* [Problem description]
Scan the entries below for the word "patches". Copy each line that has it.

[Stored items]
╭──
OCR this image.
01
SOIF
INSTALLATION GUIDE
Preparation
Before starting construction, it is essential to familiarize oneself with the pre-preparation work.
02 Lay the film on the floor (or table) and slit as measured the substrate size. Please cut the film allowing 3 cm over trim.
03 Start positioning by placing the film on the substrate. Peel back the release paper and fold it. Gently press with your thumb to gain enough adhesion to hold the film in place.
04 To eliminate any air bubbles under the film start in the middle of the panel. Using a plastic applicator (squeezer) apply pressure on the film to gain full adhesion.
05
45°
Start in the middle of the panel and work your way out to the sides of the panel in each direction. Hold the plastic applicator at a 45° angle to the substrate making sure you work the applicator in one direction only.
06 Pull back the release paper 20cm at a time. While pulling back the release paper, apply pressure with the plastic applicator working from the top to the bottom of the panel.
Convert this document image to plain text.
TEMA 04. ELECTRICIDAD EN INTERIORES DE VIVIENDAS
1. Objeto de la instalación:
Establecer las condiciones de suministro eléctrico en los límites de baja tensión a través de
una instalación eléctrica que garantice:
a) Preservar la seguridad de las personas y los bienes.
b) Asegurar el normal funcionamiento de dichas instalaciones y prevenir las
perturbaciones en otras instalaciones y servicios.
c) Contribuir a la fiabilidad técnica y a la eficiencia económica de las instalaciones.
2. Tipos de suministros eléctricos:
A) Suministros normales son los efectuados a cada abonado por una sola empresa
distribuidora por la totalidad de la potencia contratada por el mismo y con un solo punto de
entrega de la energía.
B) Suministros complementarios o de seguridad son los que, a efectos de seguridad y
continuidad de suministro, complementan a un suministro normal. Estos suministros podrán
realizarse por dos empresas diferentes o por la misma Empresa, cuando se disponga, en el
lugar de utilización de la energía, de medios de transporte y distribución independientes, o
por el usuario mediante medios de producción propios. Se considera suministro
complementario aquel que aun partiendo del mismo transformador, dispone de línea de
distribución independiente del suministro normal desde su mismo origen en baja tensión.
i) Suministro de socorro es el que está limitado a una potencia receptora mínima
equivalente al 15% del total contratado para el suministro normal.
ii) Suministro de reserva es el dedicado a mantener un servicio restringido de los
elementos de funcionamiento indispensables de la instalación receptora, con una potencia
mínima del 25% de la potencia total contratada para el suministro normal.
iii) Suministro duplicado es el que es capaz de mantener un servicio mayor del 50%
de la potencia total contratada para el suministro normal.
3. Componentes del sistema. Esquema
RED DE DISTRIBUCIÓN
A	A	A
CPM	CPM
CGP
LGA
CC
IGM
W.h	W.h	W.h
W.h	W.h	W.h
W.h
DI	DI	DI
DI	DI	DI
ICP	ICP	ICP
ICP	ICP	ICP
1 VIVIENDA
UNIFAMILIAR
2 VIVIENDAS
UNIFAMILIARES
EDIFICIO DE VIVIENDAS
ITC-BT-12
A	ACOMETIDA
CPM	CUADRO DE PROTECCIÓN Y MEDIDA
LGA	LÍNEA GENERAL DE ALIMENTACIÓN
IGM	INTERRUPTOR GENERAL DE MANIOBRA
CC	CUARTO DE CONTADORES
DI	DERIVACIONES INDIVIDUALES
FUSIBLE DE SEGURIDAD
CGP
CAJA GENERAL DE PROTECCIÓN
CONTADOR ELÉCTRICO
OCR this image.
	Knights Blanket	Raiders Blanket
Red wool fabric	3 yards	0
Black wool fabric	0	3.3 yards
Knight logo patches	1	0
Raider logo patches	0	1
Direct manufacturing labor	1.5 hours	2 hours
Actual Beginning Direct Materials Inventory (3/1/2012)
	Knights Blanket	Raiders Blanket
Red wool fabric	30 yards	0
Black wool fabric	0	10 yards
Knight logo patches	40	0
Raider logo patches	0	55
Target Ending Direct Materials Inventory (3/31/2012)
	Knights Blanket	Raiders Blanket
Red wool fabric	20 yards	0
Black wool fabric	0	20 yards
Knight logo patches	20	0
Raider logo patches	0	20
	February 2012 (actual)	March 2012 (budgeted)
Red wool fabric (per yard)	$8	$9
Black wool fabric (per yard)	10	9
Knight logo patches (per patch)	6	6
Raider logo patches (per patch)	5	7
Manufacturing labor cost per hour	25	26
╰──
* [Solved exercise]
Knight logo patches	1	0
Raider logo patches	0	1
Knight logo patches	40	0
Raider logo patches	0	55
Knight logo patches	20	0
Raider logo patches	0	20
Knight logo patches (per patch)	6	6
Raider logo patches (per patch)	5	7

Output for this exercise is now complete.